[START MATERIAL PROVIDED]

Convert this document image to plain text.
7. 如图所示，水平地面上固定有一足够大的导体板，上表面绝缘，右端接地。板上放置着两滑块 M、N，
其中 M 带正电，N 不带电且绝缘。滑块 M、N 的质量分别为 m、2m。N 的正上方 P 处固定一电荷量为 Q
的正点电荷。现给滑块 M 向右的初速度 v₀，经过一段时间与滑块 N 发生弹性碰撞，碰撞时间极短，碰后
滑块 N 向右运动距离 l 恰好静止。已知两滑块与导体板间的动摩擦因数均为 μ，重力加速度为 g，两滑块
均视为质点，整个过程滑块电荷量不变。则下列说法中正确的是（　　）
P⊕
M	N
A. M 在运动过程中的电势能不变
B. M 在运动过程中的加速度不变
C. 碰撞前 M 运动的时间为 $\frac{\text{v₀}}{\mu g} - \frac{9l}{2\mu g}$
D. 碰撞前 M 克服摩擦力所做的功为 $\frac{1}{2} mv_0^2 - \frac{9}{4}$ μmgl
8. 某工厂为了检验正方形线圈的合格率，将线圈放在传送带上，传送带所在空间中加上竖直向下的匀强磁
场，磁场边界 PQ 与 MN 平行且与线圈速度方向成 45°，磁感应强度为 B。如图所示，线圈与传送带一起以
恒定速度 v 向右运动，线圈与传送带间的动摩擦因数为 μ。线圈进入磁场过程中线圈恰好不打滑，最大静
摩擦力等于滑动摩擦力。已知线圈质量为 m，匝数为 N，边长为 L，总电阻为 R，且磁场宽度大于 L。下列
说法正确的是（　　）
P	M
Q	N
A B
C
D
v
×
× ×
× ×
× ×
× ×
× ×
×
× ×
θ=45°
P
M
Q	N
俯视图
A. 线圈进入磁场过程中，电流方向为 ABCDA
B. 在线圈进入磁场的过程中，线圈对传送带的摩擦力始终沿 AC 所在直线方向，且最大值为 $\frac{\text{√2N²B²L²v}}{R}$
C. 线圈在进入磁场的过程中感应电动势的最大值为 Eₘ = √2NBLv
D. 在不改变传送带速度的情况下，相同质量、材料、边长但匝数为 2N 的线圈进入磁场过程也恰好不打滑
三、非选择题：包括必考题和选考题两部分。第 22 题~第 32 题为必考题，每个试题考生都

[END MATERIAL PROVIDED]
[START MATERIAL PROVIDED]

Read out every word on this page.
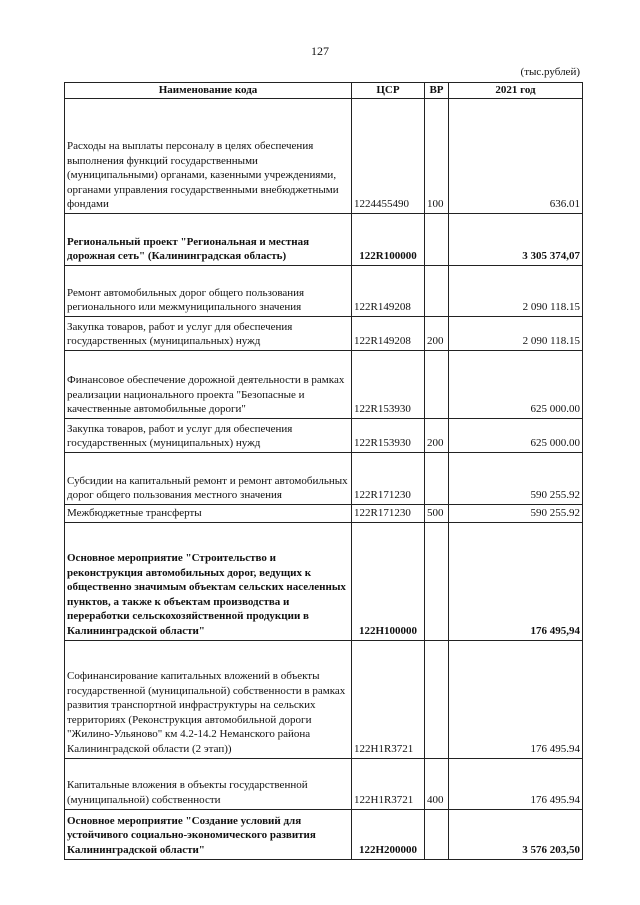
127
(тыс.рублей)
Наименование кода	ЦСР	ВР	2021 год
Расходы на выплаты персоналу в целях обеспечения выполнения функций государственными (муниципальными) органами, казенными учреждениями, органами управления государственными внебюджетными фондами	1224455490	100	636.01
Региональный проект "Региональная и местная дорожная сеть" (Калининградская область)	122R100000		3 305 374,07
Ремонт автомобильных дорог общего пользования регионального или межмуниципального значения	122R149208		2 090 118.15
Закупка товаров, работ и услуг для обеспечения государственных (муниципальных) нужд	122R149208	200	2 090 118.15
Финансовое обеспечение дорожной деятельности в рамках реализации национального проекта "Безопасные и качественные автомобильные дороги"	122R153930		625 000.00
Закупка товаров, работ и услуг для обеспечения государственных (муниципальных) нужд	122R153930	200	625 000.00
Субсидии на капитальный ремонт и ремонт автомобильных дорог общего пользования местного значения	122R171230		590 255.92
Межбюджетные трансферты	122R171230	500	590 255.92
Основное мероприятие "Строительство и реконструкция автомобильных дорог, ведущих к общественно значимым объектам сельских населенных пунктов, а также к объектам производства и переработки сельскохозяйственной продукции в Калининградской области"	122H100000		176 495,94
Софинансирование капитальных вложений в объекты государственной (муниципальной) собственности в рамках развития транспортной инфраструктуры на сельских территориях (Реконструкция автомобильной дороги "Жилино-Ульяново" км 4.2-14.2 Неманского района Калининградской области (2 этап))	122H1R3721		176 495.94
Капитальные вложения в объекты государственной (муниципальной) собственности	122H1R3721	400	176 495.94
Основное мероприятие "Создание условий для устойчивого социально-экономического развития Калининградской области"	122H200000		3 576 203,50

[END MATERIAL PROVIDED]
[START MATERIAL PROVIDED]

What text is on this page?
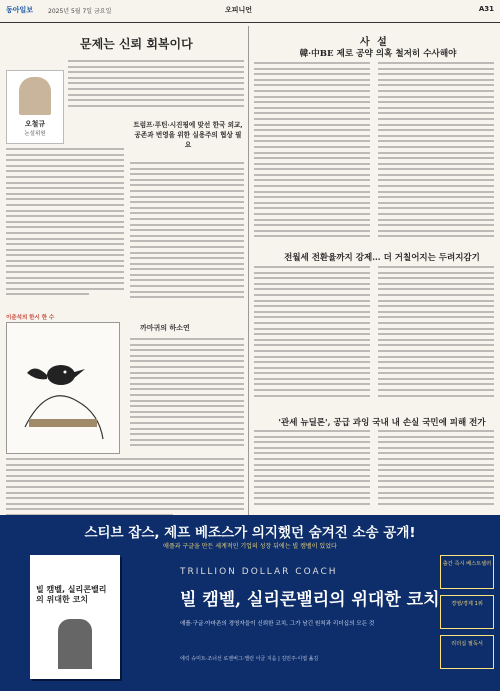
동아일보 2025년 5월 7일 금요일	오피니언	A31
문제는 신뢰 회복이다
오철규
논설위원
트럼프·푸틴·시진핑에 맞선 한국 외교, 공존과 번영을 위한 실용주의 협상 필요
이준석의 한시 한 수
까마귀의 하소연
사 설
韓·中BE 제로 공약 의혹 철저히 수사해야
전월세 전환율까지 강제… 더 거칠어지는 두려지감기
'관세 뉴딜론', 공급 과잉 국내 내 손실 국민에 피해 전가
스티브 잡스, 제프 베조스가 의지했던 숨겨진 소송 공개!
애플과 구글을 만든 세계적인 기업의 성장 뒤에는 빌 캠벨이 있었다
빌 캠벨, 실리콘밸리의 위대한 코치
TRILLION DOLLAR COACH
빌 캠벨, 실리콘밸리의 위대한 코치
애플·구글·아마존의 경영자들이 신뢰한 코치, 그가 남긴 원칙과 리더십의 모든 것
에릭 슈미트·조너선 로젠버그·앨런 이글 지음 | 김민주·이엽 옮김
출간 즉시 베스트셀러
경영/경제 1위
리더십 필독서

[END MATERIAL PROVIDED]

**WHAT YOU NEED TO DO**
Pick out the lines that contain "пользования" and copy them.

**FINAL RESULT**
Ремонт автомобильных дорог общего пользования регионального или межмуниципального значения	122R149208		2 090 118.15
Субсидии на капитальный ремонт и ремонт автомобильных дорог общего пользования местного значения	122R171230		590 255.92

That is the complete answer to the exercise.